Вопрос про дивиденды по всему портфелю ваших компаний, которые вы выплачиваете в бюджет. Почему до недавнего времени они оставались не такими большими? Почему уровень возрос в последние два года и есть ли еще потенциал для их роста?

Согласно дивидендной политике, базой для расчета дивидендов является денежный поток от операционной деятельности, представленный как раз дивидендами, полученными фондом от портфельных компаний.

Размер дивидендов определяется от суммы свободного денежного потока с учетом потребностей компаний в покрытии затрат, в том числе на обслуживание долга, поддержания уровня финансовой устойчивости, затрат на поддержание производственных активов и реализацию инвестиционных проектов.

При этом стоит понимать, что в портфеле группы имеются растущие компании, компании, предоставляющие социально-значимые услуги. Часть генерируемого дохода идет на кросс-субсидирование и поддержание производственных активов.

За прошлый год в качестве дивидендов мы выплатили 238 млрд тенге (в 2022 году — 170 млрд тенге). Рост дивидендов связан с потребностями нашего единственного акционера — правительства. С другой стороны, мы хотим быть полезными нашим акционерам.

Но важно понимать, что у «Самрук-Казына» нет других источников дохода. Он получает только деньги от портфельных компаний. В среднем за год сумма дивидендов, которые поднимаются на корпоративный центр, составляет порядка 500 млрд тенге.

В прошлом году из 500 млрд тенге мы 238 млрд отдали в виде дивидендов правительству. Еще 67 млрд мы в соответствии с законом перевели в фонд «Қазақстан Халқына».

Порядка 133 млрд мы направили на прочие распределения, то есть дополнительную социальную нагрузку, такую как строительство перинатального центра, центра экстренной медицины, строительство инфекционного центра в Алматы.
■ ■ ■ ■ ■
» **Что нужно сделать**:
Перечислите все объекты строительства, которые во фрагменте о дивидендах приведены как примеры дополнительной социальной нагрузки. Следующие далее записи взяты из другого источника.
■ ■ ■ ■ ■
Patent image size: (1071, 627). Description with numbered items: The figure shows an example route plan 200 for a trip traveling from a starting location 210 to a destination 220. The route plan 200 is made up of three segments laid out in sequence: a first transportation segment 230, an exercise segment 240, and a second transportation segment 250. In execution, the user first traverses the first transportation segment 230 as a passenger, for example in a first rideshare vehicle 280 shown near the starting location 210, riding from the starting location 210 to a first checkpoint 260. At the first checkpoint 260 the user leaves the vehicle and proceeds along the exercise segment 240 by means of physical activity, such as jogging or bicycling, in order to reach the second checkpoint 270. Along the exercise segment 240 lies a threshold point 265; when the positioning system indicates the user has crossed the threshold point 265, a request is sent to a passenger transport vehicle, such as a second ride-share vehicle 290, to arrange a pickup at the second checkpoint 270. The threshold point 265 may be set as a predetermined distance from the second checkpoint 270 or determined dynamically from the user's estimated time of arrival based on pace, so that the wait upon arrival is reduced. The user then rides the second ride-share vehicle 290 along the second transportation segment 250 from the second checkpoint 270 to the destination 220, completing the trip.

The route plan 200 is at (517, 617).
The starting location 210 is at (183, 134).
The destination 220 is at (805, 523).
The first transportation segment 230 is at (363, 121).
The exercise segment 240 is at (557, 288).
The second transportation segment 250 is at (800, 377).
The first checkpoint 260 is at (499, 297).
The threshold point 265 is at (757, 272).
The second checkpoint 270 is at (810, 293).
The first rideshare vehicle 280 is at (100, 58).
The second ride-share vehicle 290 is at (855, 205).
■ ■ ■ ■ ■
» **Ожидаемый ответ**:
Перинатальный центр, центр экстренной медицины и инфекционный центр в Алматы.